* [Records from a collection]
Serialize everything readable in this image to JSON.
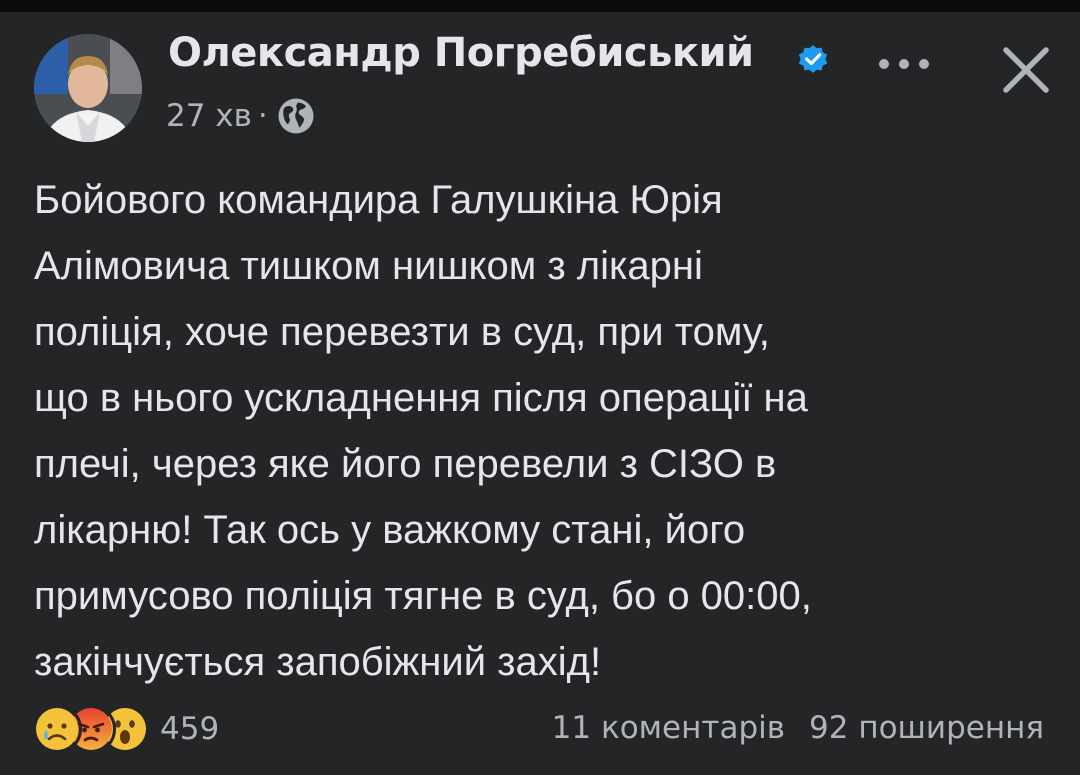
{
  "post": {
    "author": "Олександр Погребиський",
    "verified": true,
    "time": "27 хв",
    "separator": "·",
    "privacy_icon": "globe-icon",
    "more_icon": "more-dots-icon",
    "close_icon": "close-icon",
    "text_lines": [
      "Бойового командира Галушкіна Юрія",
      "Алімовича тишком нишком з лікарні",
      "поліція, хоче перевезти в суд, при тому,",
      "що в нього ускладнення після операції на",
      "плечі, через яке його перевели з СІЗО в",
      "лікарню! Так ось у важкому стані, його",
      "примусово поліція тягне в суд, бо о 00:00,",
      "закінчується запобіжний захід!"
    ]
  },
  "footer": {
    "reactions": [
      "sad",
      "angry",
      "wow"
    ],
    "reaction_count": "459",
    "comments": "11 коментарів",
    "shares": "92 поширення"
  },
  "colors": {
    "background": "#242526",
    "text": "#e4e6eb",
    "secondary": "#b0b3b8",
    "verified": "#1d9bf0"
  }
}
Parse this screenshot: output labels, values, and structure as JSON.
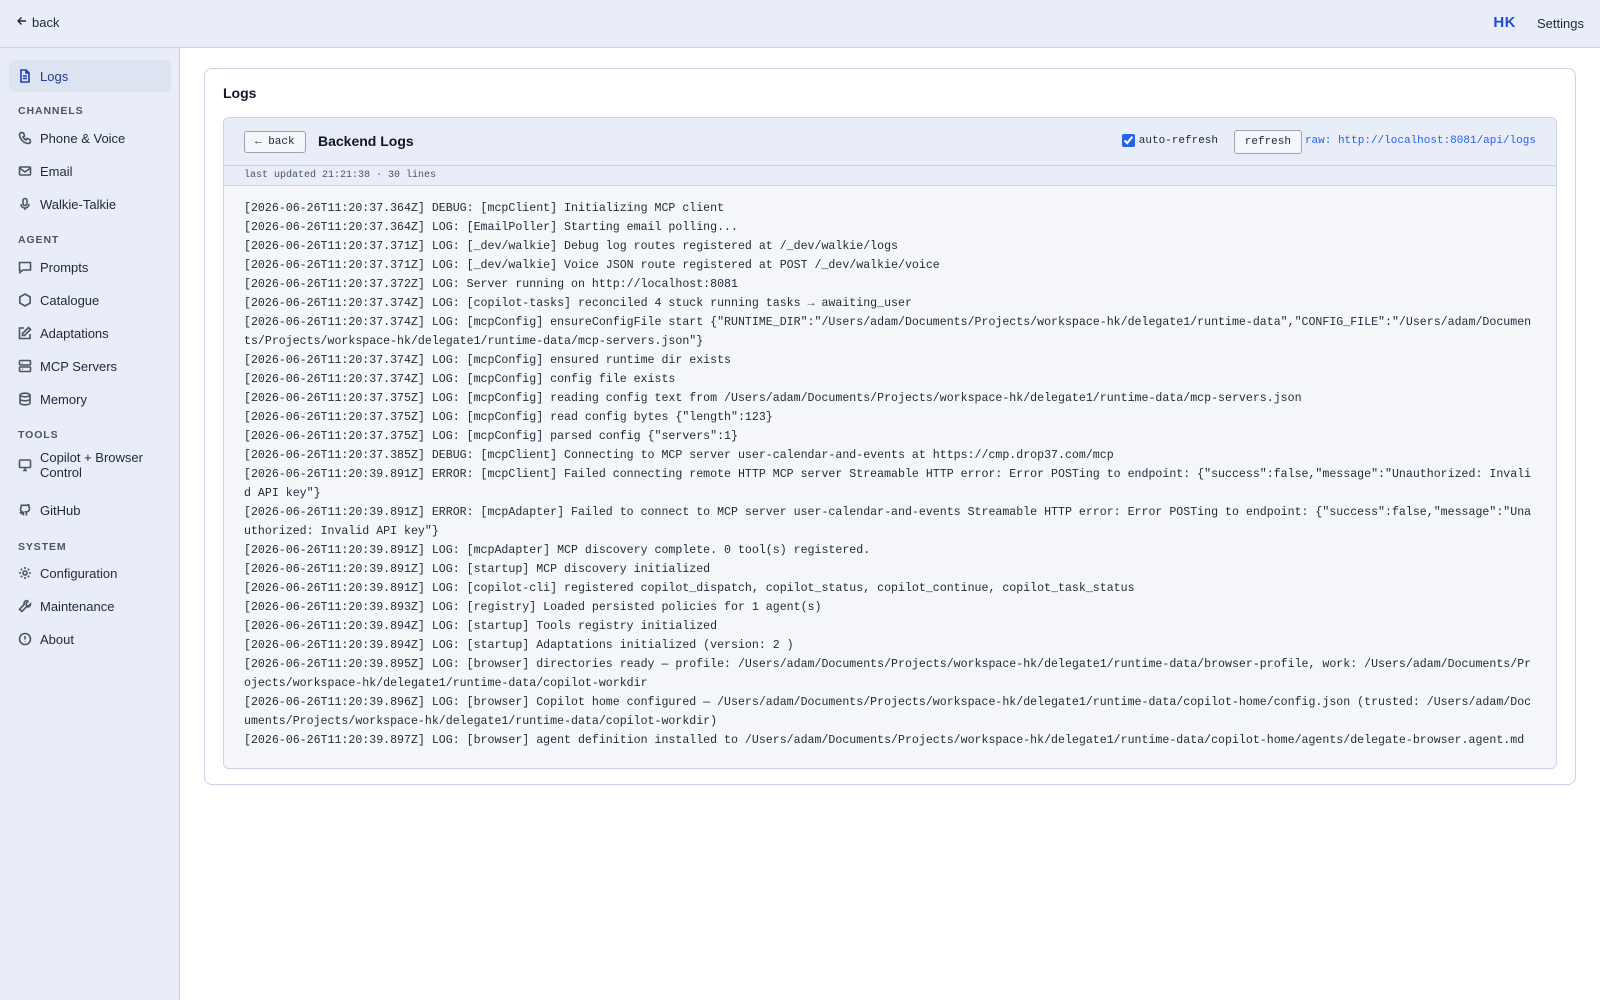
{
  "topbar": {
    "back_label": "back",
    "brand": "HK",
    "settings_label": "Settings"
  },
  "sidebar": {
    "logs": {
      "label": "Logs",
      "icon": "file-text-icon"
    },
    "sections": {
      "channels": "CHANNELS",
      "agent": "AGENT",
      "tools": "TOOLS",
      "system": "SYSTEM"
    },
    "channels": [
      {
        "label": "Phone & Voice",
        "icon": "phone-icon"
      },
      {
        "label": "Email",
        "icon": "mail-icon"
      },
      {
        "label": "Walkie-Talkie",
        "icon": "mic-icon"
      }
    ],
    "agent": [
      {
        "label": "Prompts",
        "icon": "message-icon"
      },
      {
        "label": "Catalogue",
        "icon": "hexagon-icon"
      },
      {
        "label": "Adaptations",
        "icon": "edit-icon"
      },
      {
        "label": "MCP Servers",
        "icon": "server-icon"
      },
      {
        "label": "Memory",
        "icon": "database-icon"
      }
    ],
    "tools": [
      {
        "label": "Copilot + Browser Control",
        "icon": "monitor-icon"
      },
      {
        "label": "GitHub",
        "icon": "github-icon"
      }
    ],
    "system": [
      {
        "label": "Configuration",
        "icon": "gear-icon"
      },
      {
        "label": "Maintenance",
        "icon": "wrench-icon"
      },
      {
        "label": "About",
        "icon": "info-icon"
      }
    ]
  },
  "main": {
    "title": "Logs",
    "panel": {
      "back_label": "← back",
      "title": "Backend Logs",
      "auto_refresh_label": "auto-refresh",
      "auto_refresh_checked": true,
      "refresh_label": "refresh",
      "raw_prefix": "raw:",
      "raw_url": "http://localhost:8081/api/logs",
      "status": "last updated 21:21:38 · 30 lines",
      "lines": [
        "[2026-06-26T11:20:37.364Z] DEBUG: [mcpClient] Initializing MCP client",
        "[2026-06-26T11:20:37.364Z] LOG: [EmailPoller] Starting email polling...",
        "[2026-06-26T11:20:37.371Z] LOG: [_dev/walkie] Debug log routes registered at /_dev/walkie/logs",
        "[2026-06-26T11:20:37.371Z] LOG: [_dev/walkie] Voice JSON route registered at POST /_dev/walkie/voice",
        "[2026-06-26T11:20:37.372Z] LOG: Server running on http://localhost:8081",
        "[2026-06-26T11:20:37.374Z] LOG: [copilot-tasks] reconciled 4 stuck running tasks → awaiting_user",
        "[2026-06-26T11:20:37.374Z] LOG: [mcpConfig] ensureConfigFile start {\"RUNTIME_DIR\":\"/Users/adam/Documents/Projects/workspace-hk/delegate1/runtime-data\",\"CONFIG_FILE\":\"/Users/adam/Documents/Projects/workspace-hk/delegate1/runtime-data/mcp-servers.json\"}",
        "[2026-06-26T11:20:37.374Z] LOG: [mcpConfig] ensured runtime dir exists",
        "[2026-06-26T11:20:37.374Z] LOG: [mcpConfig] config file exists",
        "[2026-06-26T11:20:37.375Z] LOG: [mcpConfig] reading config text from /Users/adam/Documents/Projects/workspace-hk/delegate1/runtime-data/mcp-servers.json",
        "[2026-06-26T11:20:37.375Z] LOG: [mcpConfig] read config bytes {\"length\":123}",
        "[2026-06-26T11:20:37.375Z] LOG: [mcpConfig] parsed config {\"servers\":1}",
        "[2026-06-26T11:20:37.385Z] DEBUG: [mcpClient] Connecting to MCP server user-calendar-and-events at https://cmp.drop37.com/mcp",
        "[2026-06-26T11:20:39.891Z] ERROR: [mcpClient] Failed connecting remote HTTP MCP server Streamable HTTP error: Error POSTing to endpoint: {\"success\":false,\"message\":\"Unauthorized: Invalid API key\"}",
        "[2026-06-26T11:20:39.891Z] ERROR: [mcpAdapter] Failed to connect to MCP server user-calendar-and-events Streamable HTTP error: Error POSTing to endpoint: {\"success\":false,\"message\":\"Unauthorized: Invalid API key\"}",
        "[2026-06-26T11:20:39.891Z] LOG: [mcpAdapter] MCP discovery complete. 0 tool(s) registered.",
        "[2026-06-26T11:20:39.891Z] LOG: [startup] MCP discovery initialized",
        "[2026-06-26T11:20:39.891Z] LOG: [copilot-cli] registered copilot_dispatch, copilot_status, copilot_continue, copilot_task_status",
        "[2026-06-26T11:20:39.893Z] LOG: [registry] Loaded persisted policies for 1 agent(s)",
        "[2026-06-26T11:20:39.894Z] LOG: [startup] Tools registry initialized",
        "[2026-06-26T11:20:39.894Z] LOG: [startup] Adaptations initialized (version: 2 )",
        "[2026-06-26T11:20:39.895Z] LOG: [browser] directories ready — profile: /Users/adam/Documents/Projects/workspace-hk/delegate1/runtime-data/browser-profile, work: /Users/adam/Documents/Projects/workspace-hk/delegate1/runtime-data/copilot-workdir",
        "[2026-06-26T11:20:39.896Z] LOG: [browser] Copilot home configured — /Users/adam/Documents/Projects/workspace-hk/delegate1/runtime-data/copilot-home/config.json (trusted: /Users/adam/Documents/Projects/workspace-hk/delegate1/runtime-data/copilot-workdir)",
        "[2026-06-26T11:20:39.897Z] LOG: [browser] agent definition installed to /Users/adam/Documents/Projects/workspace-hk/delegate1/runtime-data/copilot-home/agents/delegate-browser.agent.md"
      ]
    }
  }
}
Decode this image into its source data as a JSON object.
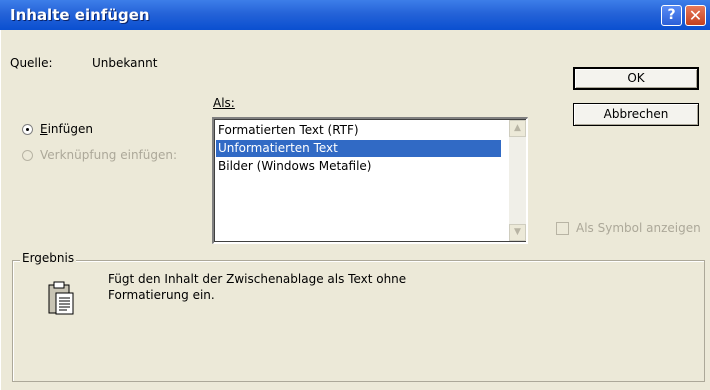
{
  "window": {
    "title": "Inhalte einfügen",
    "help_glyph": "?",
    "close_glyph": "✕"
  },
  "source": {
    "label": "Quelle:",
    "value": "Unbekannt"
  },
  "as_label": "Als:",
  "options": {
    "paste": {
      "accel": "E",
      "rest": "infügen",
      "checked": true
    },
    "link": {
      "label": "Verknüpfung einfügen:",
      "checked": false,
      "enabled": false
    }
  },
  "format_list": {
    "items": [
      {
        "label": "Formatierten Text (RTF)",
        "selected": false
      },
      {
        "label": "Unformatierten Text",
        "selected": true
      },
      {
        "label": "Bilder (Windows Metafile)",
        "selected": false
      }
    ]
  },
  "buttons": {
    "ok": "OK",
    "cancel": "Abbrechen"
  },
  "symbol_checkbox": {
    "label": "Als Symbol anzeigen",
    "checked": false,
    "enabled": false
  },
  "result": {
    "label": "Ergebnis",
    "text_line1": "Fügt den Inhalt der Zwischenablage als Text ohne",
    "text_line2": "Formatierung ein.",
    "icon": "clipboard-icon"
  },
  "colors": {
    "title_bar": "#0a4fd0",
    "selection": "#316ac5",
    "dialog_bg": "#ece9d8"
  }
}
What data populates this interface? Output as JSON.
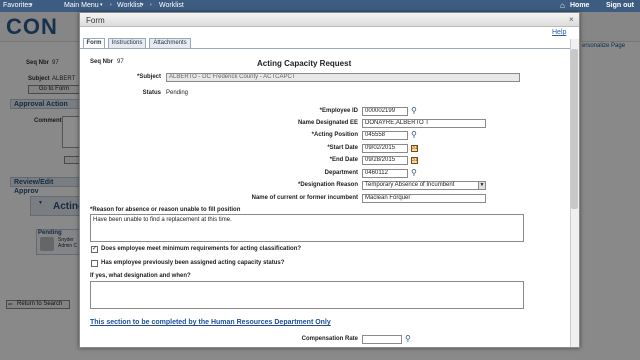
{
  "topbar": {
    "favorites": "Favorites",
    "main_menu": "Main Menu",
    "worklist_1": "Worklist",
    "worklist_2": "Worklist",
    "home": "Home",
    "sign_out": "Sign out"
  },
  "background": {
    "logo": "CON",
    "seq_label": "Seq Nbr",
    "seq_value": "97",
    "subject_label": "Subject",
    "subject_value": "ALBERT",
    "go_to_form": "Go to Form",
    "approval_action": "Approval Action",
    "comment_label": "Comment",
    "review_section": "Review/Edit Approv",
    "acting_label": "Acting",
    "pending_label": "Pending",
    "pending_name": "Snyder",
    "pending_role": "Admin C",
    "personalize": "ersonalize Page",
    "return_to_search": "Return to Search"
  },
  "modal": {
    "title": "Form",
    "close": "×",
    "help": "Help",
    "tabs": [
      "Form",
      "Instructions",
      "Attachments"
    ],
    "seq_label": "Seq Nbr",
    "seq_value": "97",
    "heading": "Acting Capacity Request",
    "subject_label": "*Subject",
    "subject_value": "ALBERTO - DC Frederick County - ACTCAPCT",
    "status_label": "Status",
    "status_value": "Pending",
    "employee_id_label": "*Employee ID",
    "employee_id": "000002199",
    "name_designated_label": "Name Designated EE",
    "name_designated": "DONAYRE,ALBERTO T",
    "acting_position_label": "*Acting Position",
    "acting_position": "045558",
    "start_date_label": "*Start Date",
    "start_date": "09/02/2015",
    "end_date_label": "*End Date",
    "end_date": "09/28/2015",
    "department_label": "Department",
    "department": "0460112",
    "designation_reason_label": "*Designation Reason",
    "designation_reason": "Temporary Absence of Incumbent",
    "incumbent_label": "Name of current or former incumbent",
    "incumbent": "Maclean Forquer",
    "reason_label": "*Reason for absence or reason unable to fill position",
    "reason_text": "Have been unable to find a replacement at this time.",
    "min_req_label": "Does employee meet minimum requirements for acting classification?",
    "min_req_checked": true,
    "previously_label": "Has employee previously been assigned acting capacity status?",
    "previously_checked": false,
    "if_yes_label": "If yes, what designation and when?",
    "hr_section_link": "This section to be completed by the Human Resources Department Only",
    "compensation_rate_label": "Compensation Rate"
  },
  "icons": {
    "search": "search-icon",
    "calendar": "calendar-icon",
    "dropdown": "chevron-down-icon"
  },
  "colors": {
    "topbar": "#3d5c82",
    "link": "#1f4f96",
    "section_bar": "#dfe6ef"
  }
}
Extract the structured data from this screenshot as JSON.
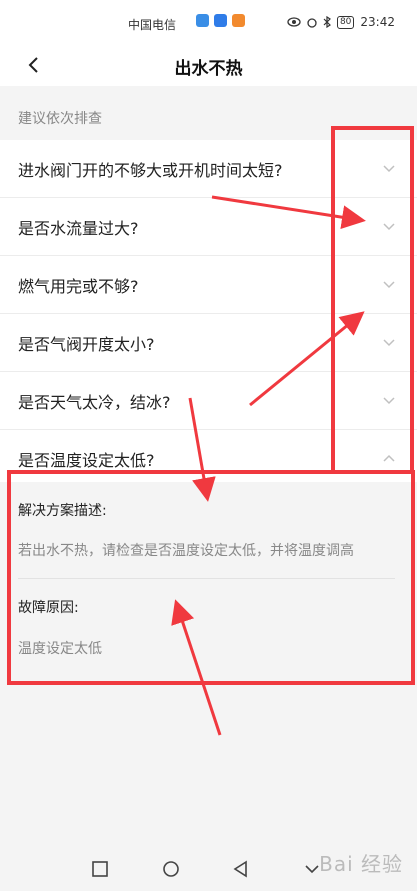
{
  "status_bar": {
    "carrier": "中国电信",
    "time": "23:42",
    "battery": "80"
  },
  "header": {
    "title": "出水不热"
  },
  "section_label": "建议依次排查",
  "faq": [
    {
      "question": "进水阀门开的不够大或开机时间太短?",
      "expanded": false
    },
    {
      "question": "是否水流量过大?",
      "expanded": false
    },
    {
      "question": "燃气用完或不够?",
      "expanded": false
    },
    {
      "question": "是否气阀开度太小?",
      "expanded": false
    },
    {
      "question": "是否天气太冷，结冰?",
      "expanded": false
    },
    {
      "question": "是否温度设定太低?",
      "expanded": true
    }
  ],
  "detail": {
    "solution_label": "解决方案描述:",
    "solution_text": "若出水不热，请检查是否温度设定太低，并将温度调高",
    "cause_label": "故障原因:",
    "cause_text": "温度设定太低"
  },
  "watermark": "Bai 经验",
  "colors": {
    "annotation": "#f0393f",
    "background": "#f4f4f4",
    "muted_text": "#888888"
  }
}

* [Given request]
Each line in the listing above that contains "error" should be copied.

* [Solution to this exercise]
        "[2026-06-26T11:20:39.891Z] ERROR: [mcpClient] Failed connecting remote HTTP MCP server Streamable HTTP error: Error POSTing to endpoint: {\"success\":false,\"message\":\"Unauthorized: Invalid API key\"}",
        "[2026-06-26T11:20:39.891Z] ERROR: [mcpAdapter] Failed to connect to MCP server user-calendar-and-events Streamable HTTP error: Error POSTing to endpoint: {\"success\":false,\"message\":\"Unauthorized: Invalid API key\"}",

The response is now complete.